Instructions for the task - Could you output each line of the data that follows exactly?

----- Supplied material

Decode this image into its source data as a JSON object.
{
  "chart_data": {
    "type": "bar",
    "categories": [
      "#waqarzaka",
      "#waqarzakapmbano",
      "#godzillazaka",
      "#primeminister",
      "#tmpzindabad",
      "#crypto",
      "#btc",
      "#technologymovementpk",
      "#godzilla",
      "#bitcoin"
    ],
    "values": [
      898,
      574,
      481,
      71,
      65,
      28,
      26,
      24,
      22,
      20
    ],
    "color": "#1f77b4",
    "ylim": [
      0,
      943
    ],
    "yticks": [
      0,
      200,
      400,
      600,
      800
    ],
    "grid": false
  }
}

----------

Task answer -
Decode this image into its source data as a JSON object.
{
  "chart_data": {
    "type": "bar",
    "categories": [
      "#waqarzaka",
      "#waqarzakapmbano",
      "#godzillazaka",
      "#primeminister",
      "#tmpzindabad",
      "#crypto",
      "#btc",
      "#technologymovementpk",
      "#godzilla",
      "#bitcoin"
    ],
    "values": [
      898,
      574,
      481,
      71,
      65,
      28,
      26,
      24,
      22,
      20
    ],
    "color": "#1f77b4",
    "ylim": [
      0,
      943
    ],
    "yticks": [
      0,
      200,
      400,
      600,
      800
    ],
    "grid": false
  }
}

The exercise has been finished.